───── DATA FOR THIS TASK ─────

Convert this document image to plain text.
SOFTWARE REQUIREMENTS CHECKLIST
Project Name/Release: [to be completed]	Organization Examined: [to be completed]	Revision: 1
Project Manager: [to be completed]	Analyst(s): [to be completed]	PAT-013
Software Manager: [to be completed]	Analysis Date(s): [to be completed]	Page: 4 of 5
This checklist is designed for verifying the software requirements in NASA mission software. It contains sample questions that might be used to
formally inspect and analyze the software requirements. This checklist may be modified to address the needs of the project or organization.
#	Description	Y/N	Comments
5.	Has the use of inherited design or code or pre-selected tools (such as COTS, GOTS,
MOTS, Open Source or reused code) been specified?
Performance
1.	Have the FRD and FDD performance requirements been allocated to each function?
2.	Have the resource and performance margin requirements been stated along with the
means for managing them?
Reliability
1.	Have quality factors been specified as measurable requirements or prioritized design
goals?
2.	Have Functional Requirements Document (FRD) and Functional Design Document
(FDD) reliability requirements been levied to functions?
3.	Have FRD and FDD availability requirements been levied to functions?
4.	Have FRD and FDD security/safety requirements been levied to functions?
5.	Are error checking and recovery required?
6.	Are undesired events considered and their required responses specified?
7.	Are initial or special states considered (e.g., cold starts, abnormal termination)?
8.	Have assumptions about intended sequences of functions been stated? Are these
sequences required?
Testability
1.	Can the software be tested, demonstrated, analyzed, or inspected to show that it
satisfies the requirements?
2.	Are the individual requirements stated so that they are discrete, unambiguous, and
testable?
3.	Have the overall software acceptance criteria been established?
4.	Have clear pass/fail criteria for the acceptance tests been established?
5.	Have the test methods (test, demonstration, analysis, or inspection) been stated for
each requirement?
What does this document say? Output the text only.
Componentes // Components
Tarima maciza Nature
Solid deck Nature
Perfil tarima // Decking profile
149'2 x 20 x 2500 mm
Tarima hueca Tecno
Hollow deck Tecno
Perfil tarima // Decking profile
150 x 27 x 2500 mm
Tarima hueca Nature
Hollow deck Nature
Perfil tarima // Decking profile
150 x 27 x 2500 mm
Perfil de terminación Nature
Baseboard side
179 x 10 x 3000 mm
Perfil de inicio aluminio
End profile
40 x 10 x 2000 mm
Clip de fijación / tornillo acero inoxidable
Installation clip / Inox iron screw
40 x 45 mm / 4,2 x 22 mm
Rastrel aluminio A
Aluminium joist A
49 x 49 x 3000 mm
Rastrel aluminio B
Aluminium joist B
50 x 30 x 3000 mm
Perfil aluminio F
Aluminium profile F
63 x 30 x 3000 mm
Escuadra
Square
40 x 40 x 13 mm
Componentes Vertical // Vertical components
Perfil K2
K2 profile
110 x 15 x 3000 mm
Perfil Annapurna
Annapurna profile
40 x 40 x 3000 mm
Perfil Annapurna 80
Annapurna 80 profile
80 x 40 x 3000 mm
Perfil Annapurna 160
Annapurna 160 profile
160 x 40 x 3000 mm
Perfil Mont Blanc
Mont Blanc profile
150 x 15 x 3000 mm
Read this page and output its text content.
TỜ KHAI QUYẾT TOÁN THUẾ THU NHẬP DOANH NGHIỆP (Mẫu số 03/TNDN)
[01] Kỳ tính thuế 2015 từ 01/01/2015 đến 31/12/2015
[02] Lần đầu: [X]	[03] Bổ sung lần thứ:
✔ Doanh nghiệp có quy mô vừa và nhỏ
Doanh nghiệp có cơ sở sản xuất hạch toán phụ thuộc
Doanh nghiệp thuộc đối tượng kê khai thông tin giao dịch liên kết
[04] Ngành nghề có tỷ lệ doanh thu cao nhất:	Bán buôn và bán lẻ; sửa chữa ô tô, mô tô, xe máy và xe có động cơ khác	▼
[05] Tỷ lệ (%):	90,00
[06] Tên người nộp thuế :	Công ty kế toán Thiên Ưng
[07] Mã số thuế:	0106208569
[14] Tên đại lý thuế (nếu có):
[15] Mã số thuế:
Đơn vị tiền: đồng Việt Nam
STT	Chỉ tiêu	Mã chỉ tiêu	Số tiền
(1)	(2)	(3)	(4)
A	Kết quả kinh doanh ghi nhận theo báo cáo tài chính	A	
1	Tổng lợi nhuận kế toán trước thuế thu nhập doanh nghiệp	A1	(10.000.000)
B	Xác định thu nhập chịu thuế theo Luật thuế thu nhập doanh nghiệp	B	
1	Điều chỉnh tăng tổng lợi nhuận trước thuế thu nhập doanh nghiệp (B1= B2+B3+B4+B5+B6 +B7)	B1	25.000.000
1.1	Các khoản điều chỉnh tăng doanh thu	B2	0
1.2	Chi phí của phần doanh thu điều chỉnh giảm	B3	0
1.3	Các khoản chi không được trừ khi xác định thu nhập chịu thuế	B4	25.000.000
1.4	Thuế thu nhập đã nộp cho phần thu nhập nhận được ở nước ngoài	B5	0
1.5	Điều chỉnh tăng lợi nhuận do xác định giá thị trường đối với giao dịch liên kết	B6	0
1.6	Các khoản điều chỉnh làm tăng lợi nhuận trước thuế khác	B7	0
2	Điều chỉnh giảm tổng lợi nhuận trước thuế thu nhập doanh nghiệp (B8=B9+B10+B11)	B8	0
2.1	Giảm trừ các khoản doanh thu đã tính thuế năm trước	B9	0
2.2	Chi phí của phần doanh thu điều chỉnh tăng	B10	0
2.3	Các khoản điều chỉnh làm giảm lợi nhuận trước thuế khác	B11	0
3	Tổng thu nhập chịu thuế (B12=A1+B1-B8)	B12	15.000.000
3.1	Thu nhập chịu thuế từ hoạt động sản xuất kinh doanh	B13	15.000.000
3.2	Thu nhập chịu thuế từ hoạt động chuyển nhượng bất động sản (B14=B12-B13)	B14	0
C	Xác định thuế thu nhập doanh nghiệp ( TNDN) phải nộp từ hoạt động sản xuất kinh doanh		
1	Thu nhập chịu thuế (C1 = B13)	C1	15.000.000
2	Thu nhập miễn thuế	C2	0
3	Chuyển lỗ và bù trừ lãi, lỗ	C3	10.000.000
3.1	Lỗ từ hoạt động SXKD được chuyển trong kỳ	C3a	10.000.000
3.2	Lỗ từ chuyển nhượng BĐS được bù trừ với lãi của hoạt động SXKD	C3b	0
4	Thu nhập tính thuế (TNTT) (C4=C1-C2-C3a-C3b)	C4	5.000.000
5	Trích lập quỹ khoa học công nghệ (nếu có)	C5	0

─────

**DIRECTIONS FOR THIS TASK**. All of the lines above must be returned exactly.

**EXERCISE RESULT**.
Convert this document image to plain text.
SOFTWARE REQUIREMENTS CHECKLIST
Project Name/Release: [to be completed]	Organization Examined: [to be completed]	Revision: 1
Project Manager: [to be completed]	Analyst(s): [to be completed]	PAT-013
Software Manager: [to be completed]	Analysis Date(s): [to be completed]	Page: 4 of 5
This checklist is designed for verifying the software requirements in NASA mission software. It contains sample questions that might be used to
formally inspect and analyze the software requirements. This checklist may be modified to address the needs of the project or organization.
#	Description	Y/N	Comments
5.	Has the use of inherited design or code or pre-selected tools (such as COTS, GOTS,
MOTS, Open Source or reused code) been specified?
Performance
1.	Have the FRD and FDD performance requirements been allocated to each function?
2.	Have the resource and performance margin requirements been stated along with the
means for managing them?
Reliability
1.	Have quality factors been specified as measurable requirements or prioritized design
goals?
2.	Have Functional Requirements Document (FRD) and Functional Design Document
(FDD) reliability requirements been levied to functions?
3.	Have FRD and FDD availability requirements been levied to functions?
4.	Have FRD and FDD security/safety requirements been levied to functions?
5.	Are error checking and recovery required?
6.	Are undesired events considered and their required responses specified?
7.	Are initial or special states considered (e.g., cold starts, abnormal termination)?
8.	Have assumptions about intended sequences of functions been stated? Are these
sequences required?
Testability
1.	Can the software be tested, demonstrated, analyzed, or inspected to show that it
satisfies the requirements?
2.	Are the individual requirements stated so that they are discrete, unambiguous, and
testable?
3.	Have the overall software acceptance criteria been established?
4.	Have clear pass/fail criteria for the acceptance tests been established?
5.	Have the test methods (test, demonstration, analysis, or inspection) been stated for
each requirement?
What does this document say? Output the text only.
Componentes // Components
Tarima maciza Nature
Solid deck Nature
Perfil tarima // Decking profile
149'2 x 20 x 2500 mm
Tarima hueca Tecno
Hollow deck Tecno
Perfil tarima // Decking profile
150 x 27 x 2500 mm
Tarima hueca Nature
Hollow deck Nature
Perfil tarima // Decking profile
150 x 27 x 2500 mm
Perfil de terminación Nature
Baseboard side
179 x 10 x 3000 mm
Perfil de inicio aluminio
End profile
40 x 10 x 2000 mm
Clip de fijación / tornillo acero inoxidable
Installation clip / Inox iron screw
40 x 45 mm / 4,2 x 22 mm
Rastrel aluminio A
Aluminium joist A
49 x 49 x 3000 mm
Rastrel aluminio B
Aluminium joist B
50 x 30 x 3000 mm
Perfil aluminio F
Aluminium profile F
63 x 30 x 3000 mm
Escuadra
Square
40 x 40 x 13 mm
Componentes Vertical // Vertical components
Perfil K2
K2 profile
110 x 15 x 3000 mm
Perfil Annapurna
Annapurna profile
40 x 40 x 3000 mm
Perfil Annapurna 80
Annapurna 80 profile
80 x 40 x 3000 mm
Perfil Annapurna 160
Annapurna 160 profile
160 x 40 x 3000 mm
Perfil Mont Blanc
Mont Blanc profile
150 x 15 x 3000 mm
Read this page and output its text content.
TỜ KHAI QUYẾT TOÁN THUẾ THU NHẬP DOANH NGHIỆP (Mẫu số 03/TNDN)
[01] Kỳ tính thuế 2015 từ 01/01/2015 đến 31/12/2015
[02] Lần đầu: [X]	[03] Bổ sung lần thứ:
✔ Doanh nghiệp có quy mô vừa và nhỏ
Doanh nghiệp có cơ sở sản xuất hạch toán phụ thuộc
Doanh nghiệp thuộc đối tượng kê khai thông tin giao dịch liên kết
[04] Ngành nghề có tỷ lệ doanh thu cao nhất:	Bán buôn và bán lẻ; sửa chữa ô tô, mô tô, xe máy và xe có động cơ khác	▼
[05] Tỷ lệ (%):	90,00
[06] Tên người nộp thuế :	Công ty kế toán Thiên Ưng
[07] Mã số thuế:	0106208569
[14] Tên đại lý thuế (nếu có):
[15] Mã số thuế:
Đơn vị tiền: đồng Việt Nam
STT	Chỉ tiêu	Mã chỉ tiêu	Số tiền
(1)	(2)	(3)	(4)
A	Kết quả kinh doanh ghi nhận theo báo cáo tài chính	A	
1	Tổng lợi nhuận kế toán trước thuế thu nhập doanh nghiệp	A1	(10.000.000)
B	Xác định thu nhập chịu thuế theo Luật thuế thu nhập doanh nghiệp	B	
1	Điều chỉnh tăng tổng lợi nhuận trước thuế thu nhập doanh nghiệp (B1= B2+B3+B4+B5+B6 +B7)	B1	25.000.000
1.1	Các khoản điều chỉnh tăng doanh thu	B2	0
1.2	Chi phí của phần doanh thu điều chỉnh giảm	B3	0
1.3	Các khoản chi không được trừ khi xác định thu nhập chịu thuế	B4	25.000.000
1.4	Thuế thu nhập đã nộp cho phần thu nhập nhận được ở nước ngoài	B5	0
1.5	Điều chỉnh tăng lợi nhuận do xác định giá thị trường đối với giao dịch liên kết	B6	0
1.6	Các khoản điều chỉnh làm tăng lợi nhuận trước thuế khác	B7	0
2	Điều chỉnh giảm tổng lợi nhuận trước thuế thu nhập doanh nghiệp (B8=B9+B10+B11)	B8	0
2.1	Giảm trừ các khoản doanh thu đã tính thuế năm trước	B9	0
2.2	Chi phí của phần doanh thu điều chỉnh tăng	B10	0
2.3	Các khoản điều chỉnh làm giảm lợi nhuận trước thuế khác	B11	0
3	Tổng thu nhập chịu thuế (B12=A1+B1-B8)	B12	15.000.000
3.1	Thu nhập chịu thuế từ hoạt động sản xuất kinh doanh	B13	15.000.000
3.2	Thu nhập chịu thuế từ hoạt động chuyển nhượng bất động sản (B14=B12-B13)	B14	0
C	Xác định thuế thu nhập doanh nghiệp ( TNDN) phải nộp từ hoạt động sản xuất kinh doanh		
1	Thu nhập chịu thuế (C1 = B13)	C1	15.000.000
2	Thu nhập miễn thuế	C2	0
3	Chuyển lỗ và bù trừ lãi, lỗ	C3	10.000.000
3.1	Lỗ từ hoạt động SXKD được chuyển trong kỳ	C3a	10.000.000
3.2	Lỗ từ chuyển nhượng BĐS được bù trừ với lãi của hoạt động SXKD	C3b	0
4	Thu nhập tính thuế (TNTT) (C4=C1-C2-C3a-C3b)	C4	5.000.000
5	Trích lập quỹ khoa học công nghệ (nếu có)	C5	0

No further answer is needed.